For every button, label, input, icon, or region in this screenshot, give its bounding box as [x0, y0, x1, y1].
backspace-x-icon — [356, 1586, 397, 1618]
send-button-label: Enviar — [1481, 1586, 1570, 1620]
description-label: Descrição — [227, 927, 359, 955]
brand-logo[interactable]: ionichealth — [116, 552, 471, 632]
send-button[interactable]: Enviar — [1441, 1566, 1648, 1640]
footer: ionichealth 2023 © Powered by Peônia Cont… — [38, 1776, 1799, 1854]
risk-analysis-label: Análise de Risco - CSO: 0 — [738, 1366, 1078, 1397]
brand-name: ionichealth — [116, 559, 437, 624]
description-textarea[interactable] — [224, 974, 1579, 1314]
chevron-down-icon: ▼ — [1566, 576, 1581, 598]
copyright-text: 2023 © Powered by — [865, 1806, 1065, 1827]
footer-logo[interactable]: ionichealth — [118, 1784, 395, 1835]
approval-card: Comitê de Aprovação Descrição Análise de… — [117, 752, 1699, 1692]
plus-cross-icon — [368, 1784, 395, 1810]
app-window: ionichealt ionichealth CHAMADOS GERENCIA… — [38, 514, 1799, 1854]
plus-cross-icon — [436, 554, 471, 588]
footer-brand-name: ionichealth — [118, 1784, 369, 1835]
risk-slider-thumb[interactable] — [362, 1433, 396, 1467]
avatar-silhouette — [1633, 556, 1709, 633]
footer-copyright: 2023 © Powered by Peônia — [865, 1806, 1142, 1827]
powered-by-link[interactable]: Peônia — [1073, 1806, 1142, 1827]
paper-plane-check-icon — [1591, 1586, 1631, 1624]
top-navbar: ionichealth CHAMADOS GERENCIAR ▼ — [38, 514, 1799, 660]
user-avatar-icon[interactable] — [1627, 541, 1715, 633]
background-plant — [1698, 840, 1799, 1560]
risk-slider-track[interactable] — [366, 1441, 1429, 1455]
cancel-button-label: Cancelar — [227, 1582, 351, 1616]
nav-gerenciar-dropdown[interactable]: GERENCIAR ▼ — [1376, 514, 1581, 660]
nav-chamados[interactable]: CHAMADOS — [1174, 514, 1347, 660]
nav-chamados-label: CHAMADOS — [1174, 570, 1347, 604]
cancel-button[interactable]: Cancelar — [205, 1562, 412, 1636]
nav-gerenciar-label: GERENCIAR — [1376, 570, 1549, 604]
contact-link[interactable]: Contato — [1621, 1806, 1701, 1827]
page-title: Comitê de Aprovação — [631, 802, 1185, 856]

Your instructions: Rewrite all of the items above, replacing "interactable" with "clickable" everywhere it appears and leaving everything else unchanged.

Solution to the exercise:
For every button, label, input, icon, or region in this screenshot, give its bounding box as [x0, y0, x1, y1].
backspace-x-icon — [356, 1586, 397, 1618]
send-button-label: Enviar — [1481, 1586, 1570, 1620]
description-label: Descrição — [227, 927, 359, 955]
brand-logo[clickable]: ionichealth — [116, 552, 471, 632]
send-button[clickable]: Enviar — [1441, 1566, 1648, 1640]
footer: ionichealth 2023 © Powered by Peônia Cont… — [38, 1776, 1799, 1854]
risk-analysis-label: Análise de Risco - CSO: 0 — [738, 1366, 1078, 1397]
brand-name: ionichealth — [116, 559, 437, 624]
description-textarea[clickable] — [224, 974, 1579, 1314]
chevron-down-icon: ▼ — [1566, 576, 1581, 598]
copyright-text: 2023 © Powered by — [865, 1806, 1065, 1827]
footer-logo[clickable]: ionichealth — [118, 1784, 395, 1835]
approval-card: Comitê de Aprovação Descrição Análise de… — [117, 752, 1699, 1692]
plus-cross-icon — [368, 1784, 395, 1810]
app-window: ionichealt ionichealth CHAMADOS GERENCIA… — [38, 514, 1799, 1854]
plus-cross-icon — [436, 554, 471, 588]
footer-brand-name: ionichealth — [118, 1784, 369, 1835]
risk-slider-thumb[clickable] — [362, 1433, 396, 1467]
avatar-silhouette — [1633, 556, 1709, 633]
footer-copyright: 2023 © Powered by Peônia — [865, 1806, 1142, 1827]
powered-by-link[clickable]: Peônia — [1073, 1806, 1142, 1827]
paper-plane-check-icon — [1591, 1586, 1631, 1624]
top-navbar: ionichealth CHAMADOS GERENCIAR ▼ — [38, 514, 1799, 660]
user-avatar-icon[clickable] — [1627, 541, 1715, 633]
background-plant — [1698, 840, 1799, 1560]
risk-slider-track[clickable] — [366, 1441, 1429, 1455]
cancel-button-label: Cancelar — [227, 1582, 351, 1616]
nav-gerenciar-dropdown[clickable]: GERENCIAR ▼ — [1376, 514, 1581, 660]
nav-chamados[clickable]: CHAMADOS — [1174, 514, 1347, 660]
nav-chamados-label: CHAMADOS — [1174, 570, 1347, 604]
cancel-button[clickable]: Cancelar — [205, 1562, 412, 1636]
nav-gerenciar-label: GERENCIAR — [1376, 570, 1549, 604]
contact-link[clickable]: Contato — [1621, 1806, 1701, 1827]
page-title: Comitê de Aprovação — [631, 802, 1185, 856]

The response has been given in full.